— Start —

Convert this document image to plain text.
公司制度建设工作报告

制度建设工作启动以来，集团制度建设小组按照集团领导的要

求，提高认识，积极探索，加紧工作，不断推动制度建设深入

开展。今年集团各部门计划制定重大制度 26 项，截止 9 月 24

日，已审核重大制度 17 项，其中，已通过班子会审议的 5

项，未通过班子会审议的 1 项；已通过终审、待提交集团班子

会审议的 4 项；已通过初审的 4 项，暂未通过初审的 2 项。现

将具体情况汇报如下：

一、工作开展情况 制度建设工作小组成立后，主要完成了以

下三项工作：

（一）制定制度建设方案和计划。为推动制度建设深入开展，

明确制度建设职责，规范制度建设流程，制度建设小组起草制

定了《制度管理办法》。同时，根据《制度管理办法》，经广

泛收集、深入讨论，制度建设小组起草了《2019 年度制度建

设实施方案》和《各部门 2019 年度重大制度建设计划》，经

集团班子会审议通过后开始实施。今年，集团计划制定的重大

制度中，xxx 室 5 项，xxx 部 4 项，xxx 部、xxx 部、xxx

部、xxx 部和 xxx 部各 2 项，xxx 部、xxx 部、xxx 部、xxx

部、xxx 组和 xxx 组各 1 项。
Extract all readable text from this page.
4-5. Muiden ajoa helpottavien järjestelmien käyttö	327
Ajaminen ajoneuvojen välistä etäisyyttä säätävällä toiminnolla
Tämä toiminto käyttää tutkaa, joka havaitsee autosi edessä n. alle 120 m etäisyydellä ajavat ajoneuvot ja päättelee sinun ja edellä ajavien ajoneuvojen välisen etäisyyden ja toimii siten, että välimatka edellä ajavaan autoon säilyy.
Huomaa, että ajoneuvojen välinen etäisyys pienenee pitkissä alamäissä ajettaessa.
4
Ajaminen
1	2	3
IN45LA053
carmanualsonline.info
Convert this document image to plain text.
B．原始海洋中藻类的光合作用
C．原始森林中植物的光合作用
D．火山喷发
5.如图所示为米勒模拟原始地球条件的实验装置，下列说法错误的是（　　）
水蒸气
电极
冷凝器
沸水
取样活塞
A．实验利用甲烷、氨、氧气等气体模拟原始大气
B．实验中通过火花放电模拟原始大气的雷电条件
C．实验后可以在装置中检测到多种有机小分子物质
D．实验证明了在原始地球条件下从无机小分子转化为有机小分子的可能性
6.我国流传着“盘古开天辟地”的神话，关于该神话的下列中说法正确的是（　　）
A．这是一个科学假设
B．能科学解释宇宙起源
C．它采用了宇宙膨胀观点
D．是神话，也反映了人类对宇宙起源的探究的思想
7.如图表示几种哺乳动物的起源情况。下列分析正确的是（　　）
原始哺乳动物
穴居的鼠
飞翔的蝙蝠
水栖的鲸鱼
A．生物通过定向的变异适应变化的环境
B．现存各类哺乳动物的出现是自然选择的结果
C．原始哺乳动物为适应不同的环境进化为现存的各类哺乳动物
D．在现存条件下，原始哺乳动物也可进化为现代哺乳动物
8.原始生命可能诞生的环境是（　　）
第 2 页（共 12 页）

— End —

■ BRIEF ■
Copy every line of the data that holds the string "ajoneuvojen".

■ RESPONSE BELOW ■
Ajaminen ajoneuvojen välistä etäisyyttä säätävällä toiminnolla
Tämä toiminto käyttää tutkaa, joka havaitsee autosi edessä n. alle 120 m etäisyydellä ajavat ajoneuvot ja päättelee sinun ja edellä ajavien ajoneuvojen välisen etäisyyden ja toimii siten, että välimatka edellä ajavaan autoon säilyy.
Huomaa, että ajoneuvojen välinen etäisyys pienenee pitkissä alamäissä ajettaessa.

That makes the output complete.